The data below should be printed in full, exactly, and without any of its images.

══ SUPPLIED RECORDS

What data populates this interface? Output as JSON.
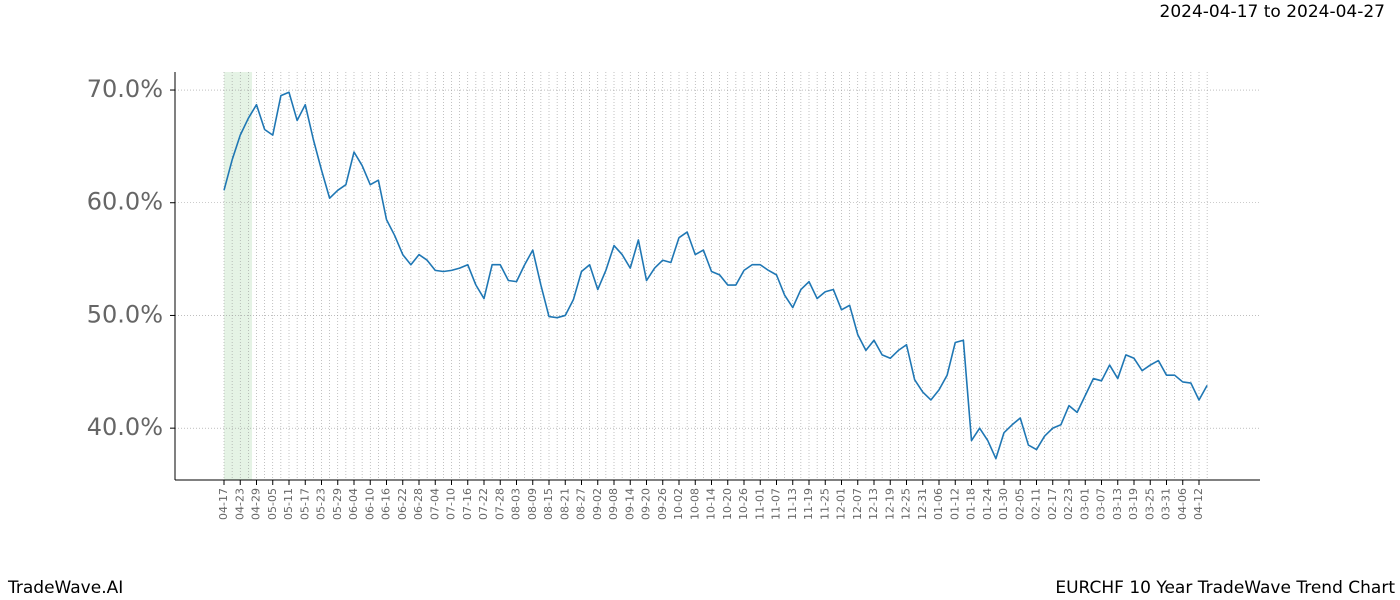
{
  "header": "2024-04-17 to 2024-04-27",
  "footer_left": "TradeWave.AI",
  "footer_right": "EURCHF 10 Year TradeWave Trend Chart",
  "chart_data": {
    "type": "line",
    "color": "#1f77b4",
    "grid": true,
    "ylim": [
      35.4,
      71.6
    ],
    "yticks": [
      {
        "value": 40,
        "label": "40.0%"
      },
      {
        "value": 50,
        "label": "50.0%"
      },
      {
        "value": 60,
        "label": "60.0%"
      },
      {
        "value": 70,
        "label": "70.0%"
      }
    ],
    "categories": [
      "04-17",
      null,
      "04-23",
      null,
      "04-29",
      null,
      "05-05",
      null,
      "05-11",
      null,
      "05-17",
      null,
      "05-23",
      null,
      "05-29",
      null,
      "06-04",
      null,
      "06-10",
      null,
      "06-16",
      null,
      "06-22",
      null,
      "06-28",
      null,
      "07-04",
      null,
      "07-10",
      null,
      "07-16",
      null,
      "07-22",
      null,
      "07-28",
      null,
      "08-03",
      null,
      "08-09",
      null,
      "08-15",
      null,
      "08-21",
      null,
      "08-27",
      null,
      "09-02",
      null,
      "09-08",
      null,
      "09-14",
      null,
      "09-20",
      null,
      "09-26",
      null,
      "10-02",
      null,
      "10-08",
      null,
      "10-14",
      null,
      "10-20",
      null,
      "10-26",
      null,
      "11-01",
      null,
      "11-07",
      null,
      "11-13",
      null,
      "11-19",
      null,
      "11-25",
      null,
      "12-01",
      null,
      "12-07",
      null,
      "12-13",
      null,
      "12-19",
      null,
      "12-25",
      null,
      "12-31",
      null,
      "01-06",
      null,
      "01-12",
      null,
      "01-18",
      null,
      "01-24",
      null,
      "01-30",
      null,
      "02-05",
      null,
      "02-11",
      null,
      "02-17",
      null,
      "02-23",
      null,
      "03-01",
      null,
      "03-07",
      null,
      "03-13",
      null,
      "03-19",
      null,
      "03-25",
      null,
      "03-31",
      null,
      "04-06",
      null,
      "04-12",
      null
    ],
    "values": [
      61.1,
      63.8,
      66,
      67.5,
      68.7,
      66.5,
      66,
      69.5,
      69.8,
      67.3,
      68.7,
      65.6,
      62.9,
      60.4,
      61.1,
      61.6,
      64.5,
      63.3,
      61.6,
      62,
      58.5,
      57.1,
      55.4,
      54.5,
      55.4,
      54.9,
      54,
      53.9,
      54,
      54.2,
      54.5,
      52.7,
      51.5,
      54.5,
      54.5,
      53.1,
      53,
      54.5,
      55.8,
      52.7,
      49.9,
      49.8,
      50,
      51.4,
      53.9,
      54.5,
      52.3,
      54,
      56.2,
      55.4,
      54.2,
      56.7,
      53.1,
      54.2,
      54.9,
      54.7,
      56.9,
      57.4,
      55.4,
      55.8,
      53.9,
      53.6,
      52.7,
      52.7,
      54,
      54.5,
      54.5,
      54,
      53.6,
      51.8,
      50.7,
      52.3,
      53,
      51.5,
      52.1,
      52.3,
      50.5,
      50.9,
      48.3,
      46.9,
      47.8,
      46.5,
      46.2,
      46.9,
      47.4,
      44.3,
      43.2,
      42.5,
      43.4,
      44.7,
      47.6,
      47.8,
      38.9,
      40,
      38.9,
      37.3,
      39.6,
      40.3,
      40.9,
      38.5,
      38.1,
      39.3,
      40,
      40.3,
      42,
      41.4,
      42.9,
      44.4,
      44.2,
      45.6,
      44.4,
      46.5,
      46.2,
      45.1,
      45.6,
      46,
      44.7,
      44.7,
      44.1,
      44,
      42.5,
      43.8
    ]
  }
}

════

- **EXERCISE ANSWER**
What data populates this interface? Output as JSON.
{
  "header": "2024-04-17 to 2024-04-27",
  "footer_left": "TradeWave.AI",
  "footer_right": "EURCHF 10 Year TradeWave Trend Chart",
  "chart_data": {
    "type": "line",
    "color": "#1f77b4",
    "grid": true,
    "ylim": [
      35.4,
      71.6
    ],
    "yticks": [
      {
        "value": 40,
        "label": "40.0%"
      },
      {
        "value": 50,
        "label": "50.0%"
      },
      {
        "value": 60,
        "label": "60.0%"
      },
      {
        "value": 70,
        "label": "70.0%"
      }
    ],
    "categories": [
      "04-17",
      null,
      "04-23",
      null,
      "04-29",
      null,
      "05-05",
      null,
      "05-11",
      null,
      "05-17",
      null,
      "05-23",
      null,
      "05-29",
      null,
      "06-04",
      null,
      "06-10",
      null,
      "06-16",
      null,
      "06-22",
      null,
      "06-28",
      null,
      "07-04",
      null,
      "07-10",
      null,
      "07-16",
      null,
      "07-22",
      null,
      "07-28",
      null,
      "08-03",
      null,
      "08-09",
      null,
      "08-15",
      null,
      "08-21",
      null,
      "08-27",
      null,
      "09-02",
      null,
      "09-08",
      null,
      "09-14",
      null,
      "09-20",
      null,
      "09-26",
      null,
      "10-02",
      null,
      "10-08",
      null,
      "10-14",
      null,
      "10-20",
      null,
      "10-26",
      null,
      "11-01",
      null,
      "11-07",
      null,
      "11-13",
      null,
      "11-19",
      null,
      "11-25",
      null,
      "12-01",
      null,
      "12-07",
      null,
      "12-13",
      null,
      "12-19",
      null,
      "12-25",
      null,
      "12-31",
      null,
      "01-06",
      null,
      "01-12",
      null,
      "01-18",
      null,
      "01-24",
      null,
      "01-30",
      null,
      "02-05",
      null,
      "02-11",
      null,
      "02-17",
      null,
      "02-23",
      null,
      "03-01",
      null,
      "03-07",
      null,
      "03-13",
      null,
      "03-19",
      null,
      "03-25",
      null,
      "03-31",
      null,
      "04-06",
      null,
      "04-12",
      null
    ],
    "values": [
      61.1,
      63.8,
      66,
      67.5,
      68.7,
      66.5,
      66,
      69.5,
      69.8,
      67.3,
      68.7,
      65.6,
      62.9,
      60.4,
      61.1,
      61.6,
      64.5,
      63.3,
      61.6,
      62,
      58.5,
      57.1,
      55.4,
      54.5,
      55.4,
      54.9,
      54,
      53.9,
      54,
      54.2,
      54.5,
      52.7,
      51.5,
      54.5,
      54.5,
      53.1,
      53,
      54.5,
      55.8,
      52.7,
      49.9,
      49.8,
      50,
      51.4,
      53.9,
      54.5,
      52.3,
      54,
      56.2,
      55.4,
      54.2,
      56.7,
      53.1,
      54.2,
      54.9,
      54.7,
      56.9,
      57.4,
      55.4,
      55.8,
      53.9,
      53.6,
      52.7,
      52.7,
      54,
      54.5,
      54.5,
      54,
      53.6,
      51.8,
      50.7,
      52.3,
      53,
      51.5,
      52.1,
      52.3,
      50.5,
      50.9,
      48.3,
      46.9,
      47.8,
      46.5,
      46.2,
      46.9,
      47.4,
      44.3,
      43.2,
      42.5,
      43.4,
      44.7,
      47.6,
      47.8,
      38.9,
      40,
      38.9,
      37.3,
      39.6,
      40.3,
      40.9,
      38.5,
      38.1,
      39.3,
      40,
      40.3,
      42,
      41.4,
      42.9,
      44.4,
      44.2,
      45.6,
      44.4,
      46.5,
      46.2,
      45.1,
      45.6,
      46,
      44.7,
      44.7,
      44.1,
      44,
      42.5,
      43.8
    ]
  }
}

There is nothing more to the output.